Reproduce every entry exactly and leave its pictures out.
_ _ _
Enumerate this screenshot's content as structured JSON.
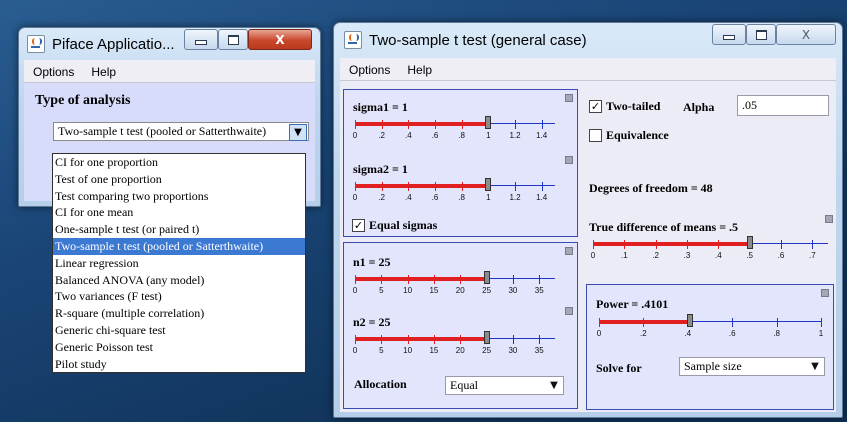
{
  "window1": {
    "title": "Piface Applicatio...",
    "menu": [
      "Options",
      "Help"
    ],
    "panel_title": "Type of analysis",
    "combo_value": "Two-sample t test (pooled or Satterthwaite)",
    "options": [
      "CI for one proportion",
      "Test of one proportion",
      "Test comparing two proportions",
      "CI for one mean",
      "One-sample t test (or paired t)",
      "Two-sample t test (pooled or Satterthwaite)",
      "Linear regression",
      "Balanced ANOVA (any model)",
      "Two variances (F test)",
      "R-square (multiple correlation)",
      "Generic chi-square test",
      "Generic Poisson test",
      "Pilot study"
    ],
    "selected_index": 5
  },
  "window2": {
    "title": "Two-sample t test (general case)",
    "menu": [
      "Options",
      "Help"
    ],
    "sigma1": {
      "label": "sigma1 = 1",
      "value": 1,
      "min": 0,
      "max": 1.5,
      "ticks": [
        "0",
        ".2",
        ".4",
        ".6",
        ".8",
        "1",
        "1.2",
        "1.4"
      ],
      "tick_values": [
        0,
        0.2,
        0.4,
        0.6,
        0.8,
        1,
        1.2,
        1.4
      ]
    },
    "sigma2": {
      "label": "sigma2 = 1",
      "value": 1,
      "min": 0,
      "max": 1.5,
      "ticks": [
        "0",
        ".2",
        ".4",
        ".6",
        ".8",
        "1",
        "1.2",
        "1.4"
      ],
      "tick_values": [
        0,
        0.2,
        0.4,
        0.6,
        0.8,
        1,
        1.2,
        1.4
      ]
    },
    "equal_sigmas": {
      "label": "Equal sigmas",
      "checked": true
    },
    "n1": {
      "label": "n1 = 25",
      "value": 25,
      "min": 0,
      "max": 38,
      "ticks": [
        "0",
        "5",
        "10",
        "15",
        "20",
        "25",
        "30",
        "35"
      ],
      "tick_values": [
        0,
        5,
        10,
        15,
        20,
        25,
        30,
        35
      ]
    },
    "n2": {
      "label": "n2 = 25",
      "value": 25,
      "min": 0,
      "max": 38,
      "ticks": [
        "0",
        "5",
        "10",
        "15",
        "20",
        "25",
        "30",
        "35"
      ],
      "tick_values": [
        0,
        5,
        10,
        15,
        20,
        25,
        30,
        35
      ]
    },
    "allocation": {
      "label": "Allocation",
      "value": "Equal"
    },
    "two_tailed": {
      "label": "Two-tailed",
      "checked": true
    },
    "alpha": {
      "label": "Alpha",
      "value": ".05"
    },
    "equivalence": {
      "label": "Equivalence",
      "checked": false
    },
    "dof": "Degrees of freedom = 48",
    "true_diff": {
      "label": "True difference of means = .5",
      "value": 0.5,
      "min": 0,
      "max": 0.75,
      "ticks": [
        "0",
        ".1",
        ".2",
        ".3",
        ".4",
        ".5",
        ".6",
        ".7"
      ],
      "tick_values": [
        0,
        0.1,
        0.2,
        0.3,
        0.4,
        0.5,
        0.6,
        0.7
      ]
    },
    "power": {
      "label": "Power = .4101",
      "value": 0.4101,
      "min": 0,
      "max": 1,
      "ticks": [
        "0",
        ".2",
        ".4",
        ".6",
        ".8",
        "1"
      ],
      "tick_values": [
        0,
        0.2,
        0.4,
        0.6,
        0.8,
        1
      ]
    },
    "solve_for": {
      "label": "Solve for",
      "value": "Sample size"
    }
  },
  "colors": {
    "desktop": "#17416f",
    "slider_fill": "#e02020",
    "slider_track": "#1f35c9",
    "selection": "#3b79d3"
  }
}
_ _ _
▶ **REPLY TO THE TASK**:
Enumerate this screenshot's content as structured JSON.
{
  "window1": {
    "title": "Piface Applicatio...",
    "menu": [
      "Options",
      "Help"
    ],
    "panel_title": "Type of analysis",
    "combo_value": "Two-sample t test (pooled or Satterthwaite)",
    "options": [
      "CI for one proportion",
      "Test of one proportion",
      "Test comparing two proportions",
      "CI for one mean",
      "One-sample t test (or paired t)",
      "Two-sample t test (pooled or Satterthwaite)",
      "Linear regression",
      "Balanced ANOVA (any model)",
      "Two variances (F test)",
      "R-square (multiple correlation)",
      "Generic chi-square test",
      "Generic Poisson test",
      "Pilot study"
    ],
    "selected_index": 5
  },
  "window2": {
    "title": "Two-sample t test (general case)",
    "menu": [
      "Options",
      "Help"
    ],
    "sigma1": {
      "label": "sigma1 = 1",
      "value": 1,
      "min": 0,
      "max": 1.5,
      "ticks": [
        "0",
        ".2",
        ".4",
        ".6",
        ".8",
        "1",
        "1.2",
        "1.4"
      ],
      "tick_values": [
        0,
        0.2,
        0.4,
        0.6,
        0.8,
        1,
        1.2,
        1.4
      ]
    },
    "sigma2": {
      "label": "sigma2 = 1",
      "value": 1,
      "min": 0,
      "max": 1.5,
      "ticks": [
        "0",
        ".2",
        ".4",
        ".6",
        ".8",
        "1",
        "1.2",
        "1.4"
      ],
      "tick_values": [
        0,
        0.2,
        0.4,
        0.6,
        0.8,
        1,
        1.2,
        1.4
      ]
    },
    "equal_sigmas": {
      "label": "Equal sigmas",
      "checked": true
    },
    "n1": {
      "label": "n1 = 25",
      "value": 25,
      "min": 0,
      "max": 38,
      "ticks": [
        "0",
        "5",
        "10",
        "15",
        "20",
        "25",
        "30",
        "35"
      ],
      "tick_values": [
        0,
        5,
        10,
        15,
        20,
        25,
        30,
        35
      ]
    },
    "n2": {
      "label": "n2 = 25",
      "value": 25,
      "min": 0,
      "max": 38,
      "ticks": [
        "0",
        "5",
        "10",
        "15",
        "20",
        "25",
        "30",
        "35"
      ],
      "tick_values": [
        0,
        5,
        10,
        15,
        20,
        25,
        30,
        35
      ]
    },
    "allocation": {
      "label": "Allocation",
      "value": "Equal"
    },
    "two_tailed": {
      "label": "Two-tailed",
      "checked": true
    },
    "alpha": {
      "label": "Alpha",
      "value": ".05"
    },
    "equivalence": {
      "label": "Equivalence",
      "checked": false
    },
    "dof": "Degrees of freedom = 48",
    "true_diff": {
      "label": "True difference of means = .5",
      "value": 0.5,
      "min": 0,
      "max": 0.75,
      "ticks": [
        "0",
        ".1",
        ".2",
        ".3",
        ".4",
        ".5",
        ".6",
        ".7"
      ],
      "tick_values": [
        0,
        0.1,
        0.2,
        0.3,
        0.4,
        0.5,
        0.6,
        0.7
      ]
    },
    "power": {
      "label": "Power = .4101",
      "value": 0.4101,
      "min": 0,
      "max": 1,
      "ticks": [
        "0",
        ".2",
        ".4",
        ".6",
        ".8",
        "1"
      ],
      "tick_values": [
        0,
        0.2,
        0.4,
        0.6,
        0.8,
        1
      ]
    },
    "solve_for": {
      "label": "Solve for",
      "value": "Sample size"
    }
  },
  "colors": {
    "desktop": "#17416f",
    "slider_fill": "#e02020",
    "slider_track": "#1f35c9",
    "selection": "#3b79d3"
  }
}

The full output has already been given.